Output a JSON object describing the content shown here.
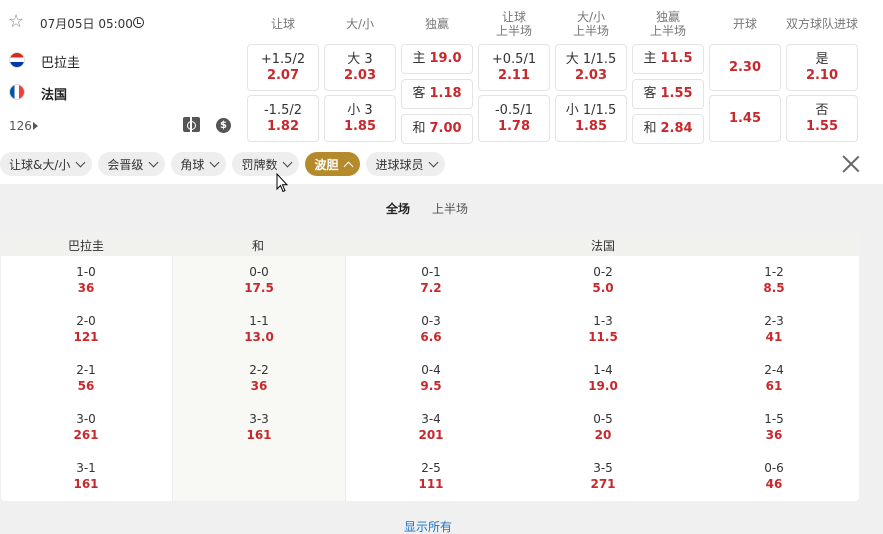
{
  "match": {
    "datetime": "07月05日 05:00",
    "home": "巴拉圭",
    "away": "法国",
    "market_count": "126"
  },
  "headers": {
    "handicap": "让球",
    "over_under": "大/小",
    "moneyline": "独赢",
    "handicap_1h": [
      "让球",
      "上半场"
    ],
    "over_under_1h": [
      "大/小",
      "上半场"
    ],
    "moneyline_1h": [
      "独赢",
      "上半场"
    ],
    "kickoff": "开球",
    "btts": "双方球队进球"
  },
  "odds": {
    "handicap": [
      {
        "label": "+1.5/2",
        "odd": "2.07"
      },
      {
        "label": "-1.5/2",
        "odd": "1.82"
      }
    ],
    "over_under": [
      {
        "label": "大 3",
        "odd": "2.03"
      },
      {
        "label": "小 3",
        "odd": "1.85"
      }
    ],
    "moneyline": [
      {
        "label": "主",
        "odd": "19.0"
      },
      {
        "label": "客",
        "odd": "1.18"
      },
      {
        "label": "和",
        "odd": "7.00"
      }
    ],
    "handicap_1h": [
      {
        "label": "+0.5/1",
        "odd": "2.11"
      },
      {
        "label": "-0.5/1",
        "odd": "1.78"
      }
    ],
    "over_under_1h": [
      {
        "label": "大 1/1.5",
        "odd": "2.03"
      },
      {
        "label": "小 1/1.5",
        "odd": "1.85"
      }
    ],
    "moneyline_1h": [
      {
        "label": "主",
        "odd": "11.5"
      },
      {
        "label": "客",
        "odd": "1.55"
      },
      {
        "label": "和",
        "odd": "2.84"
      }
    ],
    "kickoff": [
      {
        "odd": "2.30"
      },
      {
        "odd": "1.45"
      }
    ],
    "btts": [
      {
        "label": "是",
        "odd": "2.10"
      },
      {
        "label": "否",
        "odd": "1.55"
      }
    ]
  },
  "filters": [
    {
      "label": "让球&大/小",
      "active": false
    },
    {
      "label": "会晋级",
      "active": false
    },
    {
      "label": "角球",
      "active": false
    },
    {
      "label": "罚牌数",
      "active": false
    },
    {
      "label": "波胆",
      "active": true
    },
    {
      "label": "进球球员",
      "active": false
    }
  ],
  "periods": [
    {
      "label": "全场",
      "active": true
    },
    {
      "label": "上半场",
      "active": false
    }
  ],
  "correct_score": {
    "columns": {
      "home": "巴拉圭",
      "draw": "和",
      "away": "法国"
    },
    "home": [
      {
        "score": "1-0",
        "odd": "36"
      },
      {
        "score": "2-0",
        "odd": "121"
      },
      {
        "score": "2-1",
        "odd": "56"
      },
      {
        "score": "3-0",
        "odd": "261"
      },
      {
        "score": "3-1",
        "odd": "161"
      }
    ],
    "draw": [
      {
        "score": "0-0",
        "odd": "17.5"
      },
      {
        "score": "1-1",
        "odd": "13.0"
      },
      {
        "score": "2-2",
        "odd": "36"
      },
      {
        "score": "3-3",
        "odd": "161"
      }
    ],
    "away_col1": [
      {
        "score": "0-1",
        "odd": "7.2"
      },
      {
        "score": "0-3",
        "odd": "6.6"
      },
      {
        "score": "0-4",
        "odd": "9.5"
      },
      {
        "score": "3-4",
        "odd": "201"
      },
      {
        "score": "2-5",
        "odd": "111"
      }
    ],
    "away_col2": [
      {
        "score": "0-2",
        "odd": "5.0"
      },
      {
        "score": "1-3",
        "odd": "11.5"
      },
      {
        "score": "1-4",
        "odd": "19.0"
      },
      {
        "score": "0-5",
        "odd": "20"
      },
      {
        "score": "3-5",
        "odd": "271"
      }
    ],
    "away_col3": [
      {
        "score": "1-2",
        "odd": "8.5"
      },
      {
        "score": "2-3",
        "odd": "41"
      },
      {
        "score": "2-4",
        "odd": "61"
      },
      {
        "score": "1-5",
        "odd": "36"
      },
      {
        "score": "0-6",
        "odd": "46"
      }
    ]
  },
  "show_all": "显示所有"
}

☆ ☆ ☆

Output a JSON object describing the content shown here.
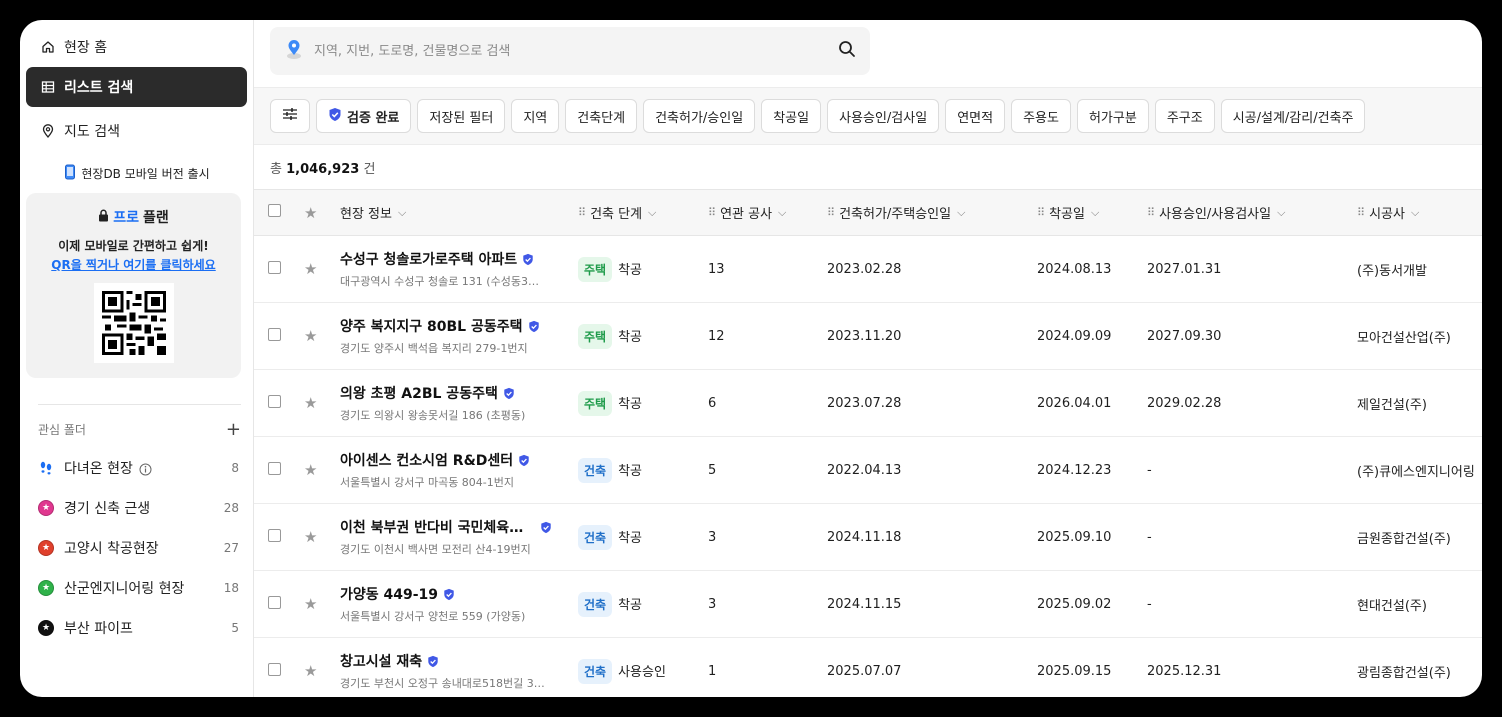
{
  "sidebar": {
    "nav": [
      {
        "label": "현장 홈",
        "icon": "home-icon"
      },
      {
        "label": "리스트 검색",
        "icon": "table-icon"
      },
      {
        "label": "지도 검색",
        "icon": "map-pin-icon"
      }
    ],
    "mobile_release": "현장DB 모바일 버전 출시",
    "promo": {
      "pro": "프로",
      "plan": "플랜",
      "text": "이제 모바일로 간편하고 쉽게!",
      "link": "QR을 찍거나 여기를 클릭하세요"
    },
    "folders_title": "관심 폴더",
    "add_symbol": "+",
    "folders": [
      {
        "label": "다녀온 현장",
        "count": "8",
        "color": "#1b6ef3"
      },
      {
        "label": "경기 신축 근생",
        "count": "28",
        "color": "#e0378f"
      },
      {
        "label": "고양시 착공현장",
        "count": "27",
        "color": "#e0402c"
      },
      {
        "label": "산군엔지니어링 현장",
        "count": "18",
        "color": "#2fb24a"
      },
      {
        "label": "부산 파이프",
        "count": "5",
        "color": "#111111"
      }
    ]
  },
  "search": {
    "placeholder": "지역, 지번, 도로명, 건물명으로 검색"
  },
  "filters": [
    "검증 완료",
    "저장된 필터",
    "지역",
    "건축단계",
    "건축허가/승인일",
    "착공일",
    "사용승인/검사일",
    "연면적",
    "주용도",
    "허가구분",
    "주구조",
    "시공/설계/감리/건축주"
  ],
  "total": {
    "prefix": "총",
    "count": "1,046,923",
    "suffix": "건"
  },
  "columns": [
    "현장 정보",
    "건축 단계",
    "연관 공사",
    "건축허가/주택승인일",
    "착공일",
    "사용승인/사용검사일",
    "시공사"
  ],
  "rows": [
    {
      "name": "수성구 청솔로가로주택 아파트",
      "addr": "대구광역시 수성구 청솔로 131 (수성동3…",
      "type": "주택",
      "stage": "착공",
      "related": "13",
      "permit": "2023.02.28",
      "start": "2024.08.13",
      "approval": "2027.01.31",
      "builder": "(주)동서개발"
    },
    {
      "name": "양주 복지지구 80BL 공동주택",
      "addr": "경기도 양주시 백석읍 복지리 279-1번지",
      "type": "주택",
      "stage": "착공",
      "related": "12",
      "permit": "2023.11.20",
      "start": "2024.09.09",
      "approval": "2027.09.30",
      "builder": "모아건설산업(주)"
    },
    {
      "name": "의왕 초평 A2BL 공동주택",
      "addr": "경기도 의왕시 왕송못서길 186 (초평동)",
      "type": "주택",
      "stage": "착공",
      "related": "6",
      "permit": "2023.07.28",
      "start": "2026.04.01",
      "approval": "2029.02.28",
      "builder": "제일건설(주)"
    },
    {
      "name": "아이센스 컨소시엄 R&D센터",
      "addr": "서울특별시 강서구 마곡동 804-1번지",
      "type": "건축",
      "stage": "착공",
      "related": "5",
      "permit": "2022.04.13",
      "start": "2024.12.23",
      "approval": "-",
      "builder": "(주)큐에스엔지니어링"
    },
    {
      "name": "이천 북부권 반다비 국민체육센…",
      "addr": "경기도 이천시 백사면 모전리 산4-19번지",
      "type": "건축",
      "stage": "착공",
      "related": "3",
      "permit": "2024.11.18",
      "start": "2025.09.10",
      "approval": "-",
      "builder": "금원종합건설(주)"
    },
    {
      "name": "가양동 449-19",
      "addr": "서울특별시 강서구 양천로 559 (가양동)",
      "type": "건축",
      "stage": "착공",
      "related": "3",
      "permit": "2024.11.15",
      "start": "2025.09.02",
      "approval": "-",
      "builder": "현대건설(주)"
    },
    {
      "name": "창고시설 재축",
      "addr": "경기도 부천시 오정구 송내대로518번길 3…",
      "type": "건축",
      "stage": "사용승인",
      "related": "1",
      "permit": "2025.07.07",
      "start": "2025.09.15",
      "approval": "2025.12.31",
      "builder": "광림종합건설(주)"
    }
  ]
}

☆ ☆ ☆

**EXERCISE DIRECTIONS**
Read the entries and select each line where the word "addr" is found.

**IN RESPONSE**
      "addr": "대구광역시 수성구 청솔로 131 (수성동3…",
      "addr": "경기도 양주시 백석읍 복지리 279-1번지",
      "addr": "경기도 의왕시 왕송못서길 186 (초평동)",
      "addr": "서울특별시 강서구 마곡동 804-1번지",
      "addr": "경기도 이천시 백사면 모전리 산4-19번지",
      "addr": "서울특별시 강서구 양천로 559 (가양동)",
      "addr": "경기도 부천시 오정구 송내대로518번길 3…",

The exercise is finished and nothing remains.